▶ What you are asked to do
Return the number of lines holding "sierpnia", with nothing added.

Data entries
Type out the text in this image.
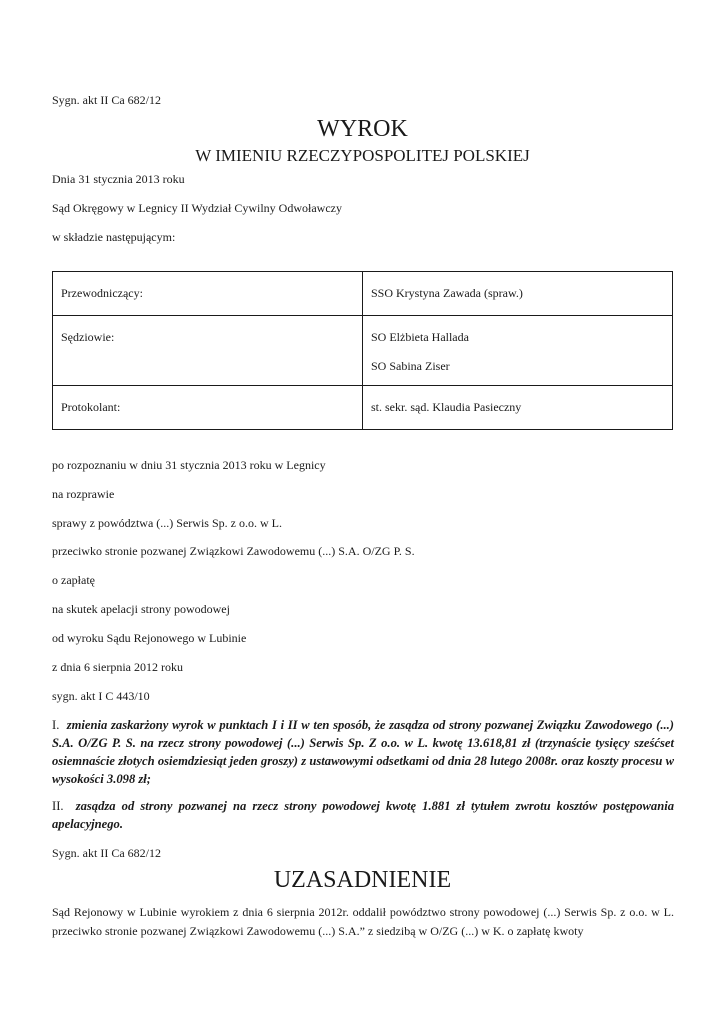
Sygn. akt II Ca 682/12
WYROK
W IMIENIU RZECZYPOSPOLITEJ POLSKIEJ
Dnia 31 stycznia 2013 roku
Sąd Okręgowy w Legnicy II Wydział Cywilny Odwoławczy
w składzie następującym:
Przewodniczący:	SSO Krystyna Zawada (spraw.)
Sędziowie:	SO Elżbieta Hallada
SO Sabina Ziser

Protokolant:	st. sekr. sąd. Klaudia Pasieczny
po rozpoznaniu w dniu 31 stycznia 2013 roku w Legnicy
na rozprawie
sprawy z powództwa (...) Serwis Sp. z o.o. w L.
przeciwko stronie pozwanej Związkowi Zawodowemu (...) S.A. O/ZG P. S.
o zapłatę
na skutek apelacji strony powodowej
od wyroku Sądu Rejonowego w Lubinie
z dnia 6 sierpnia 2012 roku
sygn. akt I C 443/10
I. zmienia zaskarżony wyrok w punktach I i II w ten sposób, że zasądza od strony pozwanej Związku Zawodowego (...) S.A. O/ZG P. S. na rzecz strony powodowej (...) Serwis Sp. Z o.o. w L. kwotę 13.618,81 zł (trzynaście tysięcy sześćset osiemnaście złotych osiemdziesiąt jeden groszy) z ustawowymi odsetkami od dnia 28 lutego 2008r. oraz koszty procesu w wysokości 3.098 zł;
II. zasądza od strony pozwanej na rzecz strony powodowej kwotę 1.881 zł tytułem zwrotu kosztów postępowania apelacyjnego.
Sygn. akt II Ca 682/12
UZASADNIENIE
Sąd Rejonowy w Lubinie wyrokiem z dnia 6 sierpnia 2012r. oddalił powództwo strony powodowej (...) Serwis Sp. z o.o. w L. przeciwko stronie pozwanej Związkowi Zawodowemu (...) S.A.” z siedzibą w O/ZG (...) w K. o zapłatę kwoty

---

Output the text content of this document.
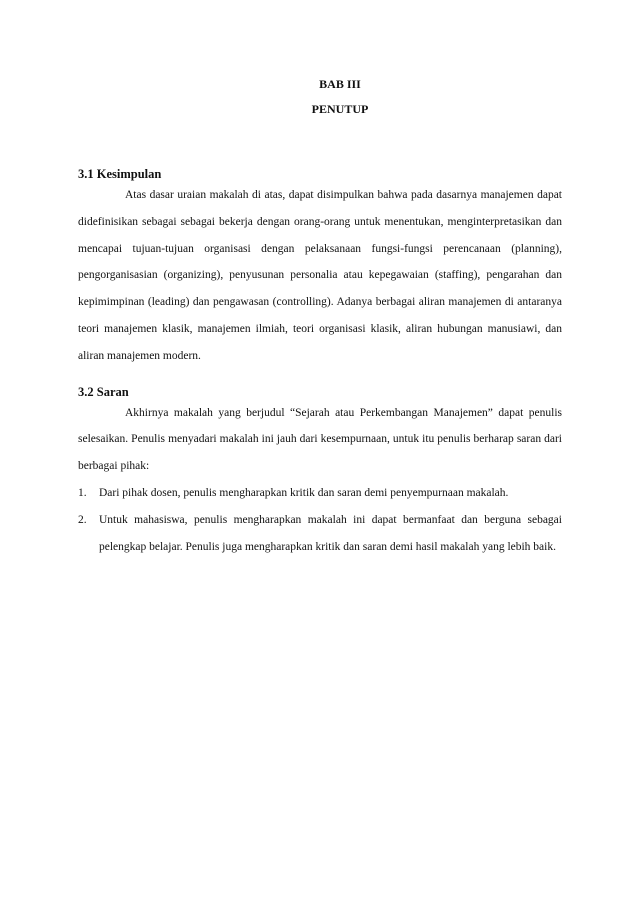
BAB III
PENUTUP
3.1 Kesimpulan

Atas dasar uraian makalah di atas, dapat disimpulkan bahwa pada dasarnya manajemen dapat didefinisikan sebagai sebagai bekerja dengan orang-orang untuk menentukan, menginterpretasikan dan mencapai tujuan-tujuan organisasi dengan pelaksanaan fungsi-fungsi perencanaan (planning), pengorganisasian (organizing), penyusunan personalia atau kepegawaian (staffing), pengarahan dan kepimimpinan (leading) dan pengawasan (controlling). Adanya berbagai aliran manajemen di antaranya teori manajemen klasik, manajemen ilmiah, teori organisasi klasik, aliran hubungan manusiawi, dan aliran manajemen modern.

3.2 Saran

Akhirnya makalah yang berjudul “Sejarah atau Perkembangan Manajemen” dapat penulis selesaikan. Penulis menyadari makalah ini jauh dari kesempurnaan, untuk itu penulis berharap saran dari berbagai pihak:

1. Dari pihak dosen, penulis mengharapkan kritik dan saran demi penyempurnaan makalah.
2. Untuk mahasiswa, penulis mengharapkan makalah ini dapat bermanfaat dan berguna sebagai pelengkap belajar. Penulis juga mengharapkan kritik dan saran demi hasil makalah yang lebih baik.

▶ Result of the task
2